## BEGIN RECORDS SUPPLIED

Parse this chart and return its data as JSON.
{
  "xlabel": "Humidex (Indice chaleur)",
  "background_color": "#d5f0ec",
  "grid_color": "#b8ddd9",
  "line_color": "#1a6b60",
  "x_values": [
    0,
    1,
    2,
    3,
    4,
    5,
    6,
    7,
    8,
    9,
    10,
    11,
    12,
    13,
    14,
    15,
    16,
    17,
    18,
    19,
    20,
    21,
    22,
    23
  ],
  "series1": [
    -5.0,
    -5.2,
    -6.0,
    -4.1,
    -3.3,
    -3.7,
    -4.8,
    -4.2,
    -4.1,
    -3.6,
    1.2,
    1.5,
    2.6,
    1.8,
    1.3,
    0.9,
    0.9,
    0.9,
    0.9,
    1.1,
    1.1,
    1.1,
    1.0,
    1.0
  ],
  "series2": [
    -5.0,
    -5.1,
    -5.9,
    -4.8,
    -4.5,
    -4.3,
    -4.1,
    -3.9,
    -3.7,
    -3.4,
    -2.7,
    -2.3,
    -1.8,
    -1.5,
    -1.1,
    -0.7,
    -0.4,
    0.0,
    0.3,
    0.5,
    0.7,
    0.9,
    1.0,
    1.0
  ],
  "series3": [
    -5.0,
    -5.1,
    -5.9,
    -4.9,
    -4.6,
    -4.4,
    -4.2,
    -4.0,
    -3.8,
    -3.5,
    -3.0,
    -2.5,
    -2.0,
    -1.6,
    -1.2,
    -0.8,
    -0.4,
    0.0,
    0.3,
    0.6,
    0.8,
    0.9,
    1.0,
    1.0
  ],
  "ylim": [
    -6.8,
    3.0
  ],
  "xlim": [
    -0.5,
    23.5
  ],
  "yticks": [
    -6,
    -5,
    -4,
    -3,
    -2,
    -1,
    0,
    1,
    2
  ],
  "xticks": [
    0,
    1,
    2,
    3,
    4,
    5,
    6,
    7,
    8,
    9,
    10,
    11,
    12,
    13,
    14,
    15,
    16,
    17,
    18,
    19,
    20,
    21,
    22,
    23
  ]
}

## END RECORDS SUPPLIED

*WHAT YOU ARE ASKED TO DO:*
Transcribe all of the lines in the records precisely.

*RESULT:*
Parse this chart and return its data as JSON.
{
  "xlabel": "Humidex (Indice chaleur)",
  "background_color": "#d5f0ec",
  "grid_color": "#b8ddd9",
  "line_color": "#1a6b60",
  "x_values": [
    0,
    1,
    2,
    3,
    4,
    5,
    6,
    7,
    8,
    9,
    10,
    11,
    12,
    13,
    14,
    15,
    16,
    17,
    18,
    19,
    20,
    21,
    22,
    23
  ],
  "series1": [
    -5.0,
    -5.2,
    -6.0,
    -4.1,
    -3.3,
    -3.7,
    -4.8,
    -4.2,
    -4.1,
    -3.6,
    1.2,
    1.5,
    2.6,
    1.8,
    1.3,
    0.9,
    0.9,
    0.9,
    0.9,
    1.1,
    1.1,
    1.1,
    1.0,
    1.0
  ],
  "series2": [
    -5.0,
    -5.1,
    -5.9,
    -4.8,
    -4.5,
    -4.3,
    -4.1,
    -3.9,
    -3.7,
    -3.4,
    -2.7,
    -2.3,
    -1.8,
    -1.5,
    -1.1,
    -0.7,
    -0.4,
    0.0,
    0.3,
    0.5,
    0.7,
    0.9,
    1.0,
    1.0
  ],
  "series3": [
    -5.0,
    -5.1,
    -5.9,
    -4.9,
    -4.6,
    -4.4,
    -4.2,
    -4.0,
    -3.8,
    -3.5,
    -3.0,
    -2.5,
    -2.0,
    -1.6,
    -1.2,
    -0.8,
    -0.4,
    0.0,
    0.3,
    0.6,
    0.8,
    0.9,
    1.0,
    1.0
  ],
  "ylim": [
    -6.8,
    3.0
  ],
  "xlim": [
    -0.5,
    23.5
  ],
  "yticks": [
    -6,
    -5,
    -4,
    -3,
    -2,
    -1,
    0,
    1,
    2
  ],
  "xticks": [
    0,
    1,
    2,
    3,
    4,
    5,
    6,
    7,
    8,
    9,
    10,
    11,
    12,
    13,
    14,
    15,
    16,
    17,
    18,
    19,
    20,
    21,
    22,
    23
  ]
}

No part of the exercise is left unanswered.